Records provided |
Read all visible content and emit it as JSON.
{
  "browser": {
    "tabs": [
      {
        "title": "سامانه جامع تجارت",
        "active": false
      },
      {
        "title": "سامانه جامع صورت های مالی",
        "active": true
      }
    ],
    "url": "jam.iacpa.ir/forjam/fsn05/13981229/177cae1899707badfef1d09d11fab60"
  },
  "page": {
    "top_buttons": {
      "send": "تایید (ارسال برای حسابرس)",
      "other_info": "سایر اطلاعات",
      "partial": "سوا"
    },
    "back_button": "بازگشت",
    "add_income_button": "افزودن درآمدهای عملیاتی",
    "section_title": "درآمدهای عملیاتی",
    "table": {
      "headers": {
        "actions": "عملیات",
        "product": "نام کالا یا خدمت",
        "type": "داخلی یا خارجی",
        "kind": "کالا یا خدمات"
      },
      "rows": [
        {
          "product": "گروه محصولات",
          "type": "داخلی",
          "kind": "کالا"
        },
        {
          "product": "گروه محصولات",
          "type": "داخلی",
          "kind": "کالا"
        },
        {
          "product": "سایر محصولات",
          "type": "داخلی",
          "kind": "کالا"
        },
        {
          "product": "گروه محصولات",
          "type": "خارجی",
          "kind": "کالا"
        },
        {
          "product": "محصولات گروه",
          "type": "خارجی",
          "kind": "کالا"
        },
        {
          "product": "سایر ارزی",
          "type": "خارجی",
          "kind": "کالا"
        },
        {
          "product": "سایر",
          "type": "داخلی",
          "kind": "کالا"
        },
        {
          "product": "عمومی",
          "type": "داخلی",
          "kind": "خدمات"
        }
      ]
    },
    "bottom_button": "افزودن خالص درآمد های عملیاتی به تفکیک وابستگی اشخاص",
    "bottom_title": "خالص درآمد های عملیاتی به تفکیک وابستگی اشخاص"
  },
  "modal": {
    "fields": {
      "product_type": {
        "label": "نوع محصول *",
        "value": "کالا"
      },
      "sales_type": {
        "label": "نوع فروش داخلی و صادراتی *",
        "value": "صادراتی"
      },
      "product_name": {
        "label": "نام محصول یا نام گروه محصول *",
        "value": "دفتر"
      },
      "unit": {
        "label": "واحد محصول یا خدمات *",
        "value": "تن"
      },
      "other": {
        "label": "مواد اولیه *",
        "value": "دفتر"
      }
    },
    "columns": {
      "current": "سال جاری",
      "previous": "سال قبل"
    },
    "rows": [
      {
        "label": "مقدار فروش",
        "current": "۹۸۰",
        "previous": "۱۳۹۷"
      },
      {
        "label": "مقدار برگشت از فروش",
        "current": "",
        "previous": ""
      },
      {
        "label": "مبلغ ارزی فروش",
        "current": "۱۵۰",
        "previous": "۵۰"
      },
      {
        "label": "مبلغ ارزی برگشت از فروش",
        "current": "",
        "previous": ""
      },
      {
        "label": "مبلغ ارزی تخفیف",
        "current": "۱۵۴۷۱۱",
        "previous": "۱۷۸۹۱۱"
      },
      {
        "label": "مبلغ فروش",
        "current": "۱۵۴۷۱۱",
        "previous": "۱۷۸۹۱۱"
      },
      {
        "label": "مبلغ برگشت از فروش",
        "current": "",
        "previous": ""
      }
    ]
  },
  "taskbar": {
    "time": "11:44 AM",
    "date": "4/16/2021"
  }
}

Description of the task |
Show the lines of the records that contain the word "خدمات".

Result of the exercise |
        "kind": "کالا یا خدمات"
          "kind": "خدمات"
        "label": "واحد محصول یا خدمات *",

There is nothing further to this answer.